-------- TEXTE EXTRAIT --------

Le logo, c’est simple, c’est un rêve de gamin. Je suis un enfant du rock, c’est ma matrice culturelle et tous les groupes que j’ai aimés (et que je j’aime) avaient des logos ou des lettrages bien particuliers reconnaissables de loin : les Stones, les Stooges, les Ramones, les Bad Brains, les Dead Kennedys, les Guns, enfin je pourrais en citer mille…
Quand Beccaria m’a dit « carte blanche », la première chose que j’ai dite c’est « je veux un logo qui claque, un logo dont on pourrait faire un T-shirt ou un tatouage ». C’est le grand Killofer qui a fait le logo, deux lézards qui se mordent la queue dans une ronde que je trouve assez sensuelle. Ils sont noir et blanc, un clin d’œil justement à cette classification littérature blanche/littérature noire et dont j’appelle au dépassement.

--------

EXERCICE COURT =
Rédigez la suite du texte sur le logo, à partir de sa dernière phrase. Les items fournis n'ont aucun lien avec le texte sur le logo.

-------- DONNÉES FOURNIES --------

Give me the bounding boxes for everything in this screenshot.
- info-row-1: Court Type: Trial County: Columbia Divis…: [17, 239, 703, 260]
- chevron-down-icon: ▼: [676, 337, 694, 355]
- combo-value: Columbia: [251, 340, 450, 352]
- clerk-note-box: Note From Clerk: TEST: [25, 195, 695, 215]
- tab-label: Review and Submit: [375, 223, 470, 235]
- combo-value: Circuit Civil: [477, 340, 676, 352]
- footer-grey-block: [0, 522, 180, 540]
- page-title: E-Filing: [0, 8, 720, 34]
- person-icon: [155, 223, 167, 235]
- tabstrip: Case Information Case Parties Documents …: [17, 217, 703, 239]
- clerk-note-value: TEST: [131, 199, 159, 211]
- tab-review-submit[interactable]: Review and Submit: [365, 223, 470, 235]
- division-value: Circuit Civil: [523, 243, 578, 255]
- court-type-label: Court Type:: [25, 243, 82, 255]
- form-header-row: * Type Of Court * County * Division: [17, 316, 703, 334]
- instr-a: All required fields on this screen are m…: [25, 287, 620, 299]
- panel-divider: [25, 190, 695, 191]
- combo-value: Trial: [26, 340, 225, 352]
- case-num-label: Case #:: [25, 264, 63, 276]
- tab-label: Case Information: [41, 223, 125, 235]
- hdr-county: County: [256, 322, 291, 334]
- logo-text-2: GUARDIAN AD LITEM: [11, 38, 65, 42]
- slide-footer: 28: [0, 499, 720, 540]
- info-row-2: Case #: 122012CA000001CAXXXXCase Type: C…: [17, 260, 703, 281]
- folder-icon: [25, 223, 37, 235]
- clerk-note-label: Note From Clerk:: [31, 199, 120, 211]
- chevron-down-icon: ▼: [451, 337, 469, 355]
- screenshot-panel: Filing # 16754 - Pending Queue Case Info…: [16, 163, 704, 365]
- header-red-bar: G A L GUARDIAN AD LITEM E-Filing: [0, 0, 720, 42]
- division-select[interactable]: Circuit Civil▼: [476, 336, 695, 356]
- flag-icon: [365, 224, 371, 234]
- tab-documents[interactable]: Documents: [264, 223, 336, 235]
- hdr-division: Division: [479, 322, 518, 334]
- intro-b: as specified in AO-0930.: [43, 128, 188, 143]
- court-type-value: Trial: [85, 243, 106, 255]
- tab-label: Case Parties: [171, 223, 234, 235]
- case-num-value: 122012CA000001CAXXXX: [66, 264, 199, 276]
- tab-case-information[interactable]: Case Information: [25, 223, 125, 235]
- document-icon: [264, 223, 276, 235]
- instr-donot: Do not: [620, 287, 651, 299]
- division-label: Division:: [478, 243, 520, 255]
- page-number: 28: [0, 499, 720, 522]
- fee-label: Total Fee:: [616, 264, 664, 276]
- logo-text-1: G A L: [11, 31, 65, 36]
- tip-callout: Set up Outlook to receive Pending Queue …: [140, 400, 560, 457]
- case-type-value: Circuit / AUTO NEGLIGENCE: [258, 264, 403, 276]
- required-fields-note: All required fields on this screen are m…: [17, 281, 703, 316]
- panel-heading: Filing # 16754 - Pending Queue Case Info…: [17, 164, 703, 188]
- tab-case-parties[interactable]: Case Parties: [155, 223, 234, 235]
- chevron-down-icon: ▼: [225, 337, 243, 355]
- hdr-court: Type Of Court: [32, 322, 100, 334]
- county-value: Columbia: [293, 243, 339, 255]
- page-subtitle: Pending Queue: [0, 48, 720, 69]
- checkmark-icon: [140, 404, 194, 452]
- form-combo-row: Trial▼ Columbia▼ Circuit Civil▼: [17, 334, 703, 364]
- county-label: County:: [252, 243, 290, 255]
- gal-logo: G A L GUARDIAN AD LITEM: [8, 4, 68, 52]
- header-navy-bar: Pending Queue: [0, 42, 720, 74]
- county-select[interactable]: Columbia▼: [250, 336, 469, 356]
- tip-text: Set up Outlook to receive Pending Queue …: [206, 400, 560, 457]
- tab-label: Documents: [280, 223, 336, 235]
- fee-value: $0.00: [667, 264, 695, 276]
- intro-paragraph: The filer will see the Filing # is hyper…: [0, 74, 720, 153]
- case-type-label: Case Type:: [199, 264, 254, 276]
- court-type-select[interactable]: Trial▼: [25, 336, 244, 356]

--------

RÉSULTAT OBTENU =
Le choix des illustrations, c’est tout simplement que je commençais à en avoir assez de toutes ces photos issues de banques d’images et qui finissaient par toutes se ressembler. J’aime bien l’idée que le livre soit un objet unique, sacré, précieux, comme une belle pochette de vinyle (impossible d’oublier la banane du Velvet ou les Ramones et leur mur de brique). Je bosse avec un ancien directeur artistique de Libé, Alain Blaise, un bon frappadingue qui a fait un AVC l’année du lancement de la collection, mais qui est sur pied et vaillant maintenant, bref un rocker dans l’âme et dans le cœur. C’est lui qui connaît tous ces artistes fabuleux avec qui j’ai l’honneur de travailler: Killofer, Yann Legendre, Stéphane Trapier, Jessy Deshais… En 2019, on a même une couverture faite par Liberatore, le créateur mythique de RanXerox, autant te dire que j’étais comme un gamin quand j’ai rencontré le mec.
J’aime cette idée que des artistes bossent sur les couvertures des livres. Le travail que nous apportons au texte, nous l’apportons avec la même passion pour les couvertures. C’est beaucoup plus compliqué à manœuvrer que si on cliquait sur des photos sur un écran anonyme, mais c est terriblement plus excitant et vivant.
Les deux premiers textes que tu as publiés, Racket de Dominique Manotti et Un feu dans la plaine de Thomas Sands, témoignent-ils de ta volonté de mettre les auteurs français en avant ? De mêler dans ta collection des romanciers aguerris et des auteurs de premiers romans ? De proposer tes textes courts ou plus longs ?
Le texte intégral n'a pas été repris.